### Aim of the exercise
Find all lines in the records that include the word "text", and copy them out.

__________

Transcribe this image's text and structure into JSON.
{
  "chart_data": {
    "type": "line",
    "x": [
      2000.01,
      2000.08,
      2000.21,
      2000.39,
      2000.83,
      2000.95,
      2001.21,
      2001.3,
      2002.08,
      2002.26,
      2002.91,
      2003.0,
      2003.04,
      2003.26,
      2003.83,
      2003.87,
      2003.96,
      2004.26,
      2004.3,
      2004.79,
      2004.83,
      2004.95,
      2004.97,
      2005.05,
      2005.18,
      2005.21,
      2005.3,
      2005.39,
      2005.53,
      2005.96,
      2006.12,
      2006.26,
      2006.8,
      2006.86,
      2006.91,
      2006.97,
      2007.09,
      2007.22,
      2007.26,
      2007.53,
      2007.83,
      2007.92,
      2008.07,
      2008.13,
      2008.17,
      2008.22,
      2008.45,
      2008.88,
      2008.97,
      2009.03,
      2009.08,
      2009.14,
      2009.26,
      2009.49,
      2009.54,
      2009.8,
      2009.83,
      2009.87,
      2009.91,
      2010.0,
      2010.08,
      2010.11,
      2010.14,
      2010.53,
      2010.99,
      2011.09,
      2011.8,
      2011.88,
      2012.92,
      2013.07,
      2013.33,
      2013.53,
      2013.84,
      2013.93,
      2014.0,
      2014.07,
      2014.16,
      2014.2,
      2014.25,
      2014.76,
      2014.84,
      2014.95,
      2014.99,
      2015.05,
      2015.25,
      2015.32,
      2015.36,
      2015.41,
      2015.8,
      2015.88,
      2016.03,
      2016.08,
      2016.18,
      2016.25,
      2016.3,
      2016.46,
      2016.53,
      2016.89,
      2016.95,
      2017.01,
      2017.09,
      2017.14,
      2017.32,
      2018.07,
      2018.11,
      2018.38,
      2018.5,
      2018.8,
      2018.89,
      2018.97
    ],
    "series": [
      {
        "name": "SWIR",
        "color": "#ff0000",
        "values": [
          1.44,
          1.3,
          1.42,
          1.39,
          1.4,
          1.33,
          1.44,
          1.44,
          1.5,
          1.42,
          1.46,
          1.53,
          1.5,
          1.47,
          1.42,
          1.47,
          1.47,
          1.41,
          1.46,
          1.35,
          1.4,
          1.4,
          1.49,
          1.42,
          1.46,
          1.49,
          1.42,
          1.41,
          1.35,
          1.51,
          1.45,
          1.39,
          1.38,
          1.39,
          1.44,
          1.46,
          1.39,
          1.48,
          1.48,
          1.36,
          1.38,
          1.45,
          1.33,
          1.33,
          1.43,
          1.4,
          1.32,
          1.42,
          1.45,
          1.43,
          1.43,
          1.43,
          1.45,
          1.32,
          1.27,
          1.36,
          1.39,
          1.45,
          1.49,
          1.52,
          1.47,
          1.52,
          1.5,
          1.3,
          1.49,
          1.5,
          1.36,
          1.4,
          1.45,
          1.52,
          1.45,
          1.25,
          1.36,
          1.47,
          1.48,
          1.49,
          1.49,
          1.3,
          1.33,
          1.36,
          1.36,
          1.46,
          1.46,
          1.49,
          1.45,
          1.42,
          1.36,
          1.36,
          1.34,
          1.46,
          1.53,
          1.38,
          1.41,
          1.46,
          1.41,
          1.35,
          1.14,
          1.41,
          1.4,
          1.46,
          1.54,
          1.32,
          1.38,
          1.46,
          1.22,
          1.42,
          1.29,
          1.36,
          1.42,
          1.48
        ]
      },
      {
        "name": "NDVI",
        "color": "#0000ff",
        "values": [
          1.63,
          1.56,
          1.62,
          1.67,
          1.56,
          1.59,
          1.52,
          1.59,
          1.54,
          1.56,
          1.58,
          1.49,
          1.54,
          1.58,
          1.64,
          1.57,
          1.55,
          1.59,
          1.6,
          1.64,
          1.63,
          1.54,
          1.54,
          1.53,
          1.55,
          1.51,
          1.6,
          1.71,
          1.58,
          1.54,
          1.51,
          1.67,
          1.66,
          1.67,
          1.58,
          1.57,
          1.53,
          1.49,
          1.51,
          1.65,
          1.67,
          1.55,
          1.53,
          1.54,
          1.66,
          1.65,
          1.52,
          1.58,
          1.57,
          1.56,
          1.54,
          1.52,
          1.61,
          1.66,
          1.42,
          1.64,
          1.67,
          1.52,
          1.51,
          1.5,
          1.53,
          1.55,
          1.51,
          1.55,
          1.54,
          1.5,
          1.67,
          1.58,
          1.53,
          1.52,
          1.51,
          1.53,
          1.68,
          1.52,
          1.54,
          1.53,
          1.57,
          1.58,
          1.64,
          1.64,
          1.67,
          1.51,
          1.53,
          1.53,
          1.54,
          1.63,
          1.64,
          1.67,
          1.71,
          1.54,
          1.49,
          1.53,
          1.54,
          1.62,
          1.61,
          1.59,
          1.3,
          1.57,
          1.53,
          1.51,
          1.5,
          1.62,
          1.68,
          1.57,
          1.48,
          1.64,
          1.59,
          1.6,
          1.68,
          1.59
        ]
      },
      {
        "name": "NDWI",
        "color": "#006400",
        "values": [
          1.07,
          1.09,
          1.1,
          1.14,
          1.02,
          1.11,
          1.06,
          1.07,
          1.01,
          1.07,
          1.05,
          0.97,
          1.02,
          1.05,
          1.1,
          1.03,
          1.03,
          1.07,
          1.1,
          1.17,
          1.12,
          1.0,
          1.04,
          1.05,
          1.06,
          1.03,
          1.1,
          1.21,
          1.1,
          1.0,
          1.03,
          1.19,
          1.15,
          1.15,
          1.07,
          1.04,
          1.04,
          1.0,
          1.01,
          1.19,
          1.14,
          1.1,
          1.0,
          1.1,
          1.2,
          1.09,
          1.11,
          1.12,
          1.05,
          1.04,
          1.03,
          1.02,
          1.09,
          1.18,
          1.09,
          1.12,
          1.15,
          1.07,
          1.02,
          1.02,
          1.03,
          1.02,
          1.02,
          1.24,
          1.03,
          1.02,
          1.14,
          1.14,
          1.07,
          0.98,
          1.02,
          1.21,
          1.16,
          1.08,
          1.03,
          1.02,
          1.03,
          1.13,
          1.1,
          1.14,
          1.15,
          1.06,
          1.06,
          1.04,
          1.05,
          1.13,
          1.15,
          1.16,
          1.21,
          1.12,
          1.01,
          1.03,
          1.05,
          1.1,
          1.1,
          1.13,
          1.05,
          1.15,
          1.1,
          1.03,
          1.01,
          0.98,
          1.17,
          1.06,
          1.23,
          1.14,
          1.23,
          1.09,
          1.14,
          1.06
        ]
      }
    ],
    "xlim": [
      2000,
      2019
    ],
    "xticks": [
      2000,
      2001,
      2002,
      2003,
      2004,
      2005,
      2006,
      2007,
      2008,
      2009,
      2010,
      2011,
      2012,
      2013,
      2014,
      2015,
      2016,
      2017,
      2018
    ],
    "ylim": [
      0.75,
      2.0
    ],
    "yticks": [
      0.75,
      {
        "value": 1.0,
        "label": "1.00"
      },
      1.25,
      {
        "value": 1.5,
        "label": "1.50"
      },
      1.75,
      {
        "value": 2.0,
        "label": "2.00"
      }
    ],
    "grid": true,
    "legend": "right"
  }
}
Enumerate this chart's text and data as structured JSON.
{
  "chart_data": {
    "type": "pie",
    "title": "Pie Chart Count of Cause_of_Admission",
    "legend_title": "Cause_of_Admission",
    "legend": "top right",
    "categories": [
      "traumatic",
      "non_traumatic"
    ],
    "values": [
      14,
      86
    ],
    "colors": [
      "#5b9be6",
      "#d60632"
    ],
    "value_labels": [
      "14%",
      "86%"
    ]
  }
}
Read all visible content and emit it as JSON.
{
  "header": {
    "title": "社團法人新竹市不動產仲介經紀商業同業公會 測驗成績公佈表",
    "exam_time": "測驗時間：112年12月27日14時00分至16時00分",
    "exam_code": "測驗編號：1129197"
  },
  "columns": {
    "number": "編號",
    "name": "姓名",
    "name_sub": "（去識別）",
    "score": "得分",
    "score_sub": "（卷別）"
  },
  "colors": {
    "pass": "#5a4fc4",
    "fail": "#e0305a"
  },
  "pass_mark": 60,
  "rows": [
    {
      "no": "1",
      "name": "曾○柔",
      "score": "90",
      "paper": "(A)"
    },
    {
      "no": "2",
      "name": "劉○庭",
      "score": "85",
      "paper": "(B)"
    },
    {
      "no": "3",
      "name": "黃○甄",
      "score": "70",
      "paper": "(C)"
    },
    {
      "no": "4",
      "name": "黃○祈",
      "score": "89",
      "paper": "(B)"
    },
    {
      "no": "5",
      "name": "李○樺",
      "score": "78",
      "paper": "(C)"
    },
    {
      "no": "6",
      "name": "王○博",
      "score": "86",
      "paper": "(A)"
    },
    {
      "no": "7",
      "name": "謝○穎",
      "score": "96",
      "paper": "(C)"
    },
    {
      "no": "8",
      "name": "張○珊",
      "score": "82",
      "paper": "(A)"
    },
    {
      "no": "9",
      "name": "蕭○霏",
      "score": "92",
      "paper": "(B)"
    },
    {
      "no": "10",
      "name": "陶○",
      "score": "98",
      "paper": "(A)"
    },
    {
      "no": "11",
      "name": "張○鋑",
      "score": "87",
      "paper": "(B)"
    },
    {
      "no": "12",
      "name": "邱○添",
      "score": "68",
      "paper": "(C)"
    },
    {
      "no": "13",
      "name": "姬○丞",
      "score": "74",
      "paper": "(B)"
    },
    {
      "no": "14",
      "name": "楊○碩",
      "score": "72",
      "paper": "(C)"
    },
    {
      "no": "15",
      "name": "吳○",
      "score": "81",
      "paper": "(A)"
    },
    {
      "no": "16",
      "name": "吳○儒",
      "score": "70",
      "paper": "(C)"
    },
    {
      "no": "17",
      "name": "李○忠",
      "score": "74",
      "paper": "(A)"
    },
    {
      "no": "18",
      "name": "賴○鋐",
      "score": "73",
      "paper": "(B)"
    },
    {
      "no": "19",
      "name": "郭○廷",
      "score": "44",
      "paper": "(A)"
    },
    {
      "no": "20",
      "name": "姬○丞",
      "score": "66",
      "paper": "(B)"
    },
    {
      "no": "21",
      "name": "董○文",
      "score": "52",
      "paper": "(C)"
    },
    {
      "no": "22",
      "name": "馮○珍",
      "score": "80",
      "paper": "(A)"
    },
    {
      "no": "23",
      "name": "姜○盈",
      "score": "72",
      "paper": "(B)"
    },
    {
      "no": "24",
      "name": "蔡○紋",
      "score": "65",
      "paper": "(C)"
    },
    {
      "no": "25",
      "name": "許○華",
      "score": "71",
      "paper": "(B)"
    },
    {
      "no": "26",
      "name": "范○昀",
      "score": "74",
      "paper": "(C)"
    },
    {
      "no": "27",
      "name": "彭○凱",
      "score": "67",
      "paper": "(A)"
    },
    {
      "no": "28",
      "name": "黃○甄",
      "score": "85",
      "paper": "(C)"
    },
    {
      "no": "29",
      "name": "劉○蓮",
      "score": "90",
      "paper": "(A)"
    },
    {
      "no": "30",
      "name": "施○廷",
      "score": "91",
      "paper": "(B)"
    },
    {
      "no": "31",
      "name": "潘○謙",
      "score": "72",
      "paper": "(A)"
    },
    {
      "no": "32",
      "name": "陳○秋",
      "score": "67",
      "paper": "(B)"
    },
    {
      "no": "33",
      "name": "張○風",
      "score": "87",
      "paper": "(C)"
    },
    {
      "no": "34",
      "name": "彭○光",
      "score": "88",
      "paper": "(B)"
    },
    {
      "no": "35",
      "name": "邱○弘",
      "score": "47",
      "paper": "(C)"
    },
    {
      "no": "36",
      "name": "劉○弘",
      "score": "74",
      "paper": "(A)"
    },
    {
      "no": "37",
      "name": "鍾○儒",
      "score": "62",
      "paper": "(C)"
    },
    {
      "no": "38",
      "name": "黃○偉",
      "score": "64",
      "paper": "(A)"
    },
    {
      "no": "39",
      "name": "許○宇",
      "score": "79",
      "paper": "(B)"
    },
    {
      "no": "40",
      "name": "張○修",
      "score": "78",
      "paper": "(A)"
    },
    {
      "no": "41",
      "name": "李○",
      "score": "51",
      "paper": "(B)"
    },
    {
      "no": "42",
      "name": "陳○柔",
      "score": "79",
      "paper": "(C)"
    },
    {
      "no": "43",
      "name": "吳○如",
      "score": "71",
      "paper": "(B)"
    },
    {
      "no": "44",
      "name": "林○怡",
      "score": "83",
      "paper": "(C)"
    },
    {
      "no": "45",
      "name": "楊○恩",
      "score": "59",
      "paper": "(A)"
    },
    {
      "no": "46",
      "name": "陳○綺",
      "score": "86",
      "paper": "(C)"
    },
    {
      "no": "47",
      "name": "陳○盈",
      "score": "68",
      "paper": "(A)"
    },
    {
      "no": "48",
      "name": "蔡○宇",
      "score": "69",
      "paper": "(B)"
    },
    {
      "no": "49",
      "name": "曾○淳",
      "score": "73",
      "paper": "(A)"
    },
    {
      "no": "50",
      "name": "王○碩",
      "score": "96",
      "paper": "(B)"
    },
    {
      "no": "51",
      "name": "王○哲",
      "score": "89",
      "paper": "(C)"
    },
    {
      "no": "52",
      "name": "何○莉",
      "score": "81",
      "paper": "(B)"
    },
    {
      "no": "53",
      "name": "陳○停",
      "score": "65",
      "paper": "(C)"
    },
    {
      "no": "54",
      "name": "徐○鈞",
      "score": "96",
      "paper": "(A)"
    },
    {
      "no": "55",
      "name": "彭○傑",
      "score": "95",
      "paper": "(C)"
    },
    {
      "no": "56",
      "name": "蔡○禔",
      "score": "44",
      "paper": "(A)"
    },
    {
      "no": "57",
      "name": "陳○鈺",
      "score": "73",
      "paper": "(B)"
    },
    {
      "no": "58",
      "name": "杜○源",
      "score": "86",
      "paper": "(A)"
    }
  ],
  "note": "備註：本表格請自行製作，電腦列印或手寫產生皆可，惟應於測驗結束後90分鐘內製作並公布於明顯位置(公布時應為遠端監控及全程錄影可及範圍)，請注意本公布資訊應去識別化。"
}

__________

### Result of this exercise
Transcribe this image's text and structure into JSON.
Enumerate this chart's text and data as structured JSON.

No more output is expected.